What is the number of lines in the data that hold the string "object"? Reply with that number only.
++++++++++
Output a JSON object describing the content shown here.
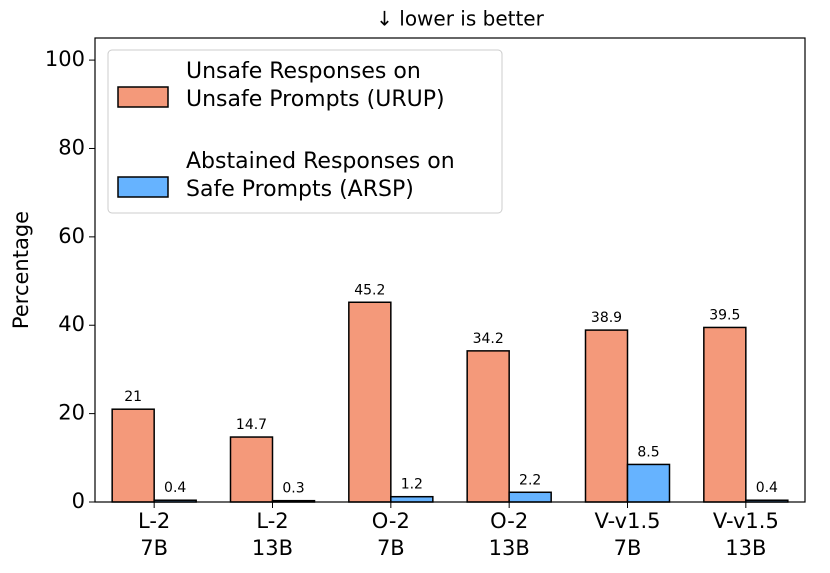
{
  "chart_data": {
    "type": "bar",
    "title": "↓  lower is better",
    "y_label": "Percentage",
    "categories": [
      [
        "L-2",
        "7B"
      ],
      [
        "L-2",
        "13B"
      ],
      [
        "O-2",
        "7B"
      ],
      [
        "O-2",
        "13B"
      ],
      [
        "V-v1.5",
        "7B"
      ],
      [
        "V-v1.5",
        "13B"
      ]
    ],
    "series": [
      {
        "name": [
          "Unsafe Responses on",
          "Unsafe Prompts (URUP)"
        ],
        "color": "#f4997a",
        "values": [
          21,
          14.7,
          45.2,
          34.2,
          38.9,
          39.5
        ]
      },
      {
        "name": [
          "Abstained Responses on",
          "Safe Prompts (ARSP)"
        ],
        "color": "#66b3ff",
        "values": [
          0.4,
          0.3,
          1.2,
          2.2,
          8.5,
          0.4
        ]
      }
    ],
    "ylim": [
      0,
      105
    ],
    "yticks": [
      0,
      20,
      40,
      60,
      80,
      100
    ],
    "grid": false,
    "legend": "upper left"
  }
}
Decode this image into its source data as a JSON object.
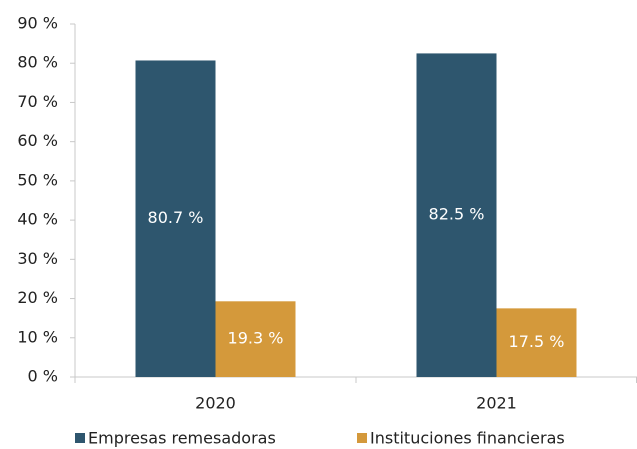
++++++++++
# Task solution
2